Set task ▸ Locate every line that holds the string "address" and copy it.

(A block of data)
....

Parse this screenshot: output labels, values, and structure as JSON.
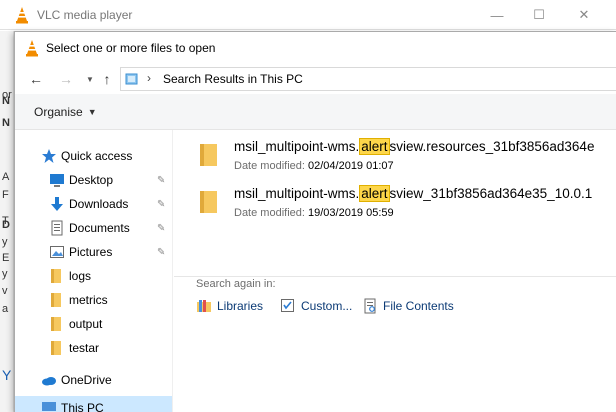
{
  "vlc": {
    "title": "VLC media player",
    "controls": {
      "minimize": "—",
      "maximize": "☐",
      "close": "✕"
    },
    "bg_fragments": [
      "or",
      "N",
      "N",
      "A",
      "F",
      "T",
      "D",
      "y",
      "E",
      "y",
      "v",
      "a",
      "Y"
    ]
  },
  "dialog": {
    "title": "Select one or more files to open",
    "nav": {
      "back": "←",
      "forward": "→",
      "up": "↑"
    },
    "address": {
      "separator": "›",
      "text": "Search Results in This PC"
    },
    "toolbar": {
      "organise": "Organise",
      "caret": "▼"
    },
    "navpane": {
      "items": [
        {
          "label": "Quick access",
          "icon": "star-icon"
        },
        {
          "label": "Desktop",
          "icon": "desktop-icon",
          "pinned": true
        },
        {
          "label": "Downloads",
          "icon": "download-icon",
          "pinned": true
        },
        {
          "label": "Documents",
          "icon": "documents-icon",
          "pinned": true
        },
        {
          "label": "Pictures",
          "icon": "pictures-icon",
          "pinned": true
        },
        {
          "label": "logs",
          "icon": "folder-icon"
        },
        {
          "label": "metrics",
          "icon": "folder-icon"
        },
        {
          "label": "output",
          "icon": "folder-icon"
        },
        {
          "label": "testar",
          "icon": "folder-icon"
        },
        {
          "label": "OneDrive",
          "icon": "cloud-icon"
        },
        {
          "label": "This PC",
          "icon": "computer-icon"
        }
      ],
      "pin_glyph": "📌"
    },
    "results": {
      "files": [
        {
          "name_before": "msil_multipoint-wms.",
          "name_highlight": "alert",
          "name_after": "sview.resources_31bf3856ad364e",
          "date_label": "Date modified:",
          "date_value": "02/04/2019 01:07"
        },
        {
          "name_before": "msil_multipoint-wms.",
          "name_highlight": "alert",
          "name_after": "sview_31bf3856ad364e35_10.0.1",
          "date_label": "Date modified:",
          "date_value": "19/03/2019 05:59"
        }
      ],
      "search_again": "Search again in:",
      "search_again_items": [
        {
          "label": "Libraries",
          "icon": "libraries-icon"
        },
        {
          "label": "Custom...",
          "icon": "custom-search-icon"
        },
        {
          "label": "File Contents",
          "icon": "file-contents-icon"
        }
      ]
    }
  },
  "colors": {
    "highlight": "#fdd64a",
    "folder": "#f6c85f",
    "accent": "#0078d7"
  }
}
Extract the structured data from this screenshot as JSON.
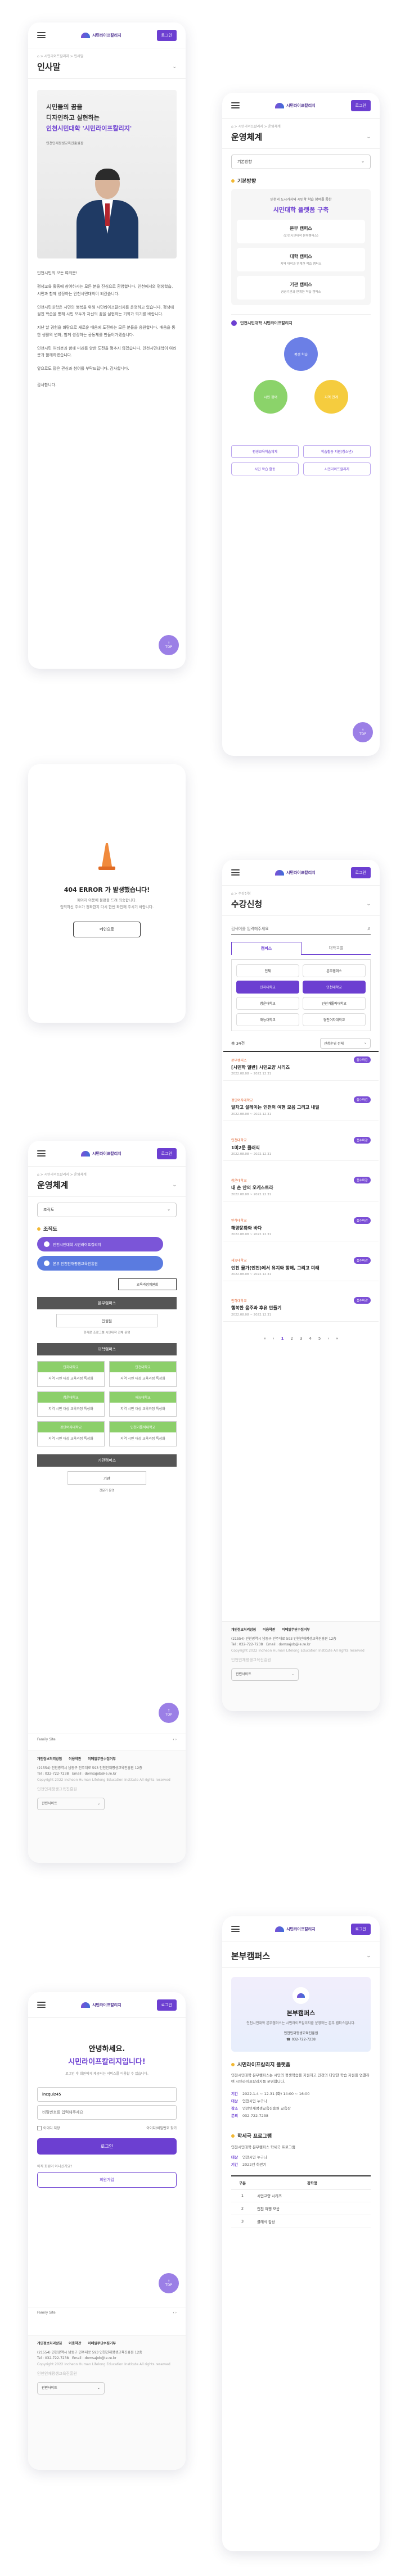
{
  "header": {
    "logo_text": "시민라이프칼리지",
    "login_label": "로그인"
  },
  "greeting": {
    "breadcrumb": "⌂ > 시민라이프칼리지 > 인사말",
    "title": "인사말",
    "hero_line1": "시민들의 꿈을",
    "hero_line2": "디자인하고 실현하는",
    "hero_line3": "인천시민대학 '시민라이프칼리지'",
    "hero_sign": "인천인재평생교육진흥원장",
    "paragraphs": [
      "인천시민의 모든 여러분!",
      "평생교육 활동에 참여하시는 모든 분을 진심으로 환영합니다. 인천에서의 평생학습, 시민과 함께 성장하는 인천시민대학이 되겠습니다.",
      "인천시민대학은 시민의 행복을 위해 시민라이프칼리지를 운영하고 있습니다. 평생에 걸친 학습을 통해 시민 모두가 자신의 꿈을 실현하는 기회가 되기를 바랍니다.",
      "지난 날 경험을 바탕으로 새로운 배움에 도전하는 모든 분들을 응원합니다. 배움을 통한 생활의 변화, 함께 성장하는 공동체를 만들어가겠습니다.",
      "인천시민 여러분과 함께 미래를 향한 도전을 멈추지 않겠습니다. 인천시민대학이 여러분과 함께하겠습니다.",
      "앞으로도 많은 관심과 참여를 부탁드립니다. 감사합니다."
    ],
    "closing": "감사합니다."
  },
  "ops": {
    "breadcrumb": "⌂ > 시민라이프칼리지 > 운영체계",
    "title": "운영체계",
    "select_value": "기본방향",
    "section": "기본방향",
    "vision_small": "인천의 도시가치와 시민학 학습 참여를 통한",
    "vision_big": "시민대학 플랫폼 구축",
    "blocks": [
      {
        "t": "본부 캠퍼스",
        "d": "(인천시민대학 본부캠퍼스)"
      },
      {
        "t": "대학 캠퍼스",
        "d": "지역 대학과 연계한 학습 캠퍼스"
      },
      {
        "t": "기관 캠퍼스",
        "d": "공공기관과 연계한 학습 캠퍼스"
      }
    ],
    "center": "인천시민대학 시민라이프칼리지",
    "circles": [
      "평생 학습",
      "시민 참여",
      "지역 연계"
    ],
    "tags": [
      "평생교육학습체계",
      "학습활동 지원(청소년)",
      "시민 학습 활동",
      "시민라이프칼리지"
    ],
    "top_label": "TOP"
  },
  "error": {
    "title": "404 ERROR 가 발생했습니다!",
    "desc1": "페이지 이용에 불편을 드려 죄송합니다.",
    "desc2": "입력하신 주소가 정확한지 다시 한번 확인해 주시기 바랍니다.",
    "home": "메인으로"
  },
  "courses": {
    "breadcrumb": "⌂ > 수강신청",
    "title": "수강신청",
    "search_placeholder": "검색어를 입력해주세요",
    "tabs": [
      "캠퍼스",
      "대학교별"
    ],
    "filters": [
      "전체",
      "본부캠퍼스",
      "인하대학교",
      "인천대학교",
      "청운대학교",
      "인천가톨릭대학교",
      "재능대학교",
      "경인여자대학교"
    ],
    "count": "총 34건",
    "sort": "신청순위 전체",
    "list": [
      {
        "camp": "본부캠퍼스",
        "badge": "접수마감",
        "title": "[시민학 일반] 시민교양 시리즈",
        "date": "2022.08.08 ~ 2022.12.31"
      },
      {
        "camp": "경인여자대학교",
        "badge": "접수마감",
        "title": "알차고 설레이는 인천의 여행 모음 그리고 내일",
        "date": "2022.08.08 ~ 2022.12.31"
      },
      {
        "camp": "인천대학교",
        "badge": "접수마감",
        "title": "1미2문 클래식",
        "date": "2022.08.08 ~ 2022.12.31"
      },
      {
        "camp": "청운대학교",
        "badge": "접수마감",
        "title": "내 손 안의 오케스트라",
        "date": "2022.08.08 ~ 2022.12.31"
      },
      {
        "camp": "인하대학교",
        "badge": "접수마감",
        "title": "해양문화와 바다",
        "date": "2022.08.08 ~ 2022.12.31"
      },
      {
        "camp": "재능대학교",
        "badge": "접수마감",
        "title": "인천 물가(인천)에서 유지와 항해, 그리고 미래",
        "date": "2022.08.08 ~ 2022.12.31"
      },
      {
        "camp": "인하대학교",
        "badge": "접수마감",
        "title": "행복한 음주과 후유 만들기",
        "date": "2022.08.08 ~ 2022.12.31"
      }
    ],
    "pages": [
      "1",
      "2",
      "3",
      "4",
      "5"
    ]
  },
  "org": {
    "breadcrumb": "⌂ > 시민라이프칼리지 > 운영체계",
    "title": "운영체계",
    "select_value": "조직도",
    "section": "조직도",
    "pills": [
      "인천시민대학 시민라이프칼리지",
      "본부 인천인재평생교육진흥원"
    ],
    "committee": "교육과정위원회",
    "head": "본부캠퍼스",
    "head_desc": "인원팀",
    "head_note": "현재로 조로그램 시민대학 전체 운영",
    "univ": "대학캠퍼스",
    "univ_boxes": [
      "인하대학교",
      "인천대학교",
      "청운대학교",
      "재능대학교",
      "경인여자대학교",
      "인천가톨릭대학교"
    ],
    "univ_note": "지역 시민 대상 교육과정 특성화",
    "inst": "기관캠퍼스",
    "inst_box": "기관",
    "inst_note": "전문가 운영",
    "family": "Family Site"
  },
  "footer": {
    "links": [
      "개인정보처리방침",
      "이용약관",
      "이메일무단수집거부"
    ],
    "address": "(21554) 인천광역시 남동구 인주대로 593 인천인재평생교육진흥원 12층",
    "tel": "Tel : 032-722-7238",
    "email": "Email : domsajob@ie.re.kr",
    "copy": "Copyright 2022 Incheon Human Lifelong Education Institute All rights reserved",
    "logo": "인천인재평생교육진흥원",
    "family": "관련사이트"
  },
  "login": {
    "title1": "안녕하세요.",
    "title2": "시민라이프칼리지입니다!",
    "desc": "로그인 후 회원에게 제공되는 서비스를 이용할 수 있습니다.",
    "id_value": "incquiz45",
    "pw_placeholder": "비밀번호를 입력해주세요",
    "save_id": "아이디 저장",
    "find": "아이디/비밀번호 찾기",
    "login_btn": "로그인",
    "join_q": "아직 회원이 아니신가요?",
    "join_btn": "회원가입"
  },
  "campus": {
    "title": "본부캠퍼스",
    "hero_title": "본부캠퍼스",
    "hero_desc": "인천시민대학 본부캠퍼스는 시민라이프칼리지를 운영하는 본부 캠퍼스입니다.",
    "hero_addr": "인천인재평생교육진흥원",
    "hero_tel": "032-722-7238",
    "sec1": "시민라이프칼리지 플랫폼",
    "desc": "인천시민대학 본부캠퍼스는 시민의 평생학습을 지원하고 인천의 다양한 학습 자원을 연결하여 시민라이프칼리지를 운영합니다.",
    "info": [
      {
        "k": "기간",
        "v": "2022.1.4 ~ 12.31 (화) 14:00 ~ 16:00"
      },
      {
        "k": "대상",
        "v": "인천시민 누구나"
      },
      {
        "k": "장소",
        "v": "인천인재평생교육진흥원 교육장"
      },
      {
        "k": "문의",
        "v": "032-722-7238"
      }
    ],
    "sec2": "학세국 프로그램",
    "prog_desc": "인천시민대학 본부캠퍼스 학세국 프로그램",
    "prog_info": [
      {
        "k": "대상",
        "v": "인천시민 누구나"
      },
      {
        "k": "기간",
        "v": "2022년 하반기"
      }
    ],
    "table_head": [
      "구분",
      "강좌명"
    ],
    "table_rows": [
      [
        "1",
        "시민교양 시리즈"
      ],
      [
        "2",
        "인천 여행 모음"
      ],
      [
        "3",
        "클래식 감상"
      ]
    ]
  }
}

....

Answer to this task ▸
    "address": {
    "address": "(21554) 인천광역시 남동구 인주대로 593 인천인재평생교육진흥원 12층",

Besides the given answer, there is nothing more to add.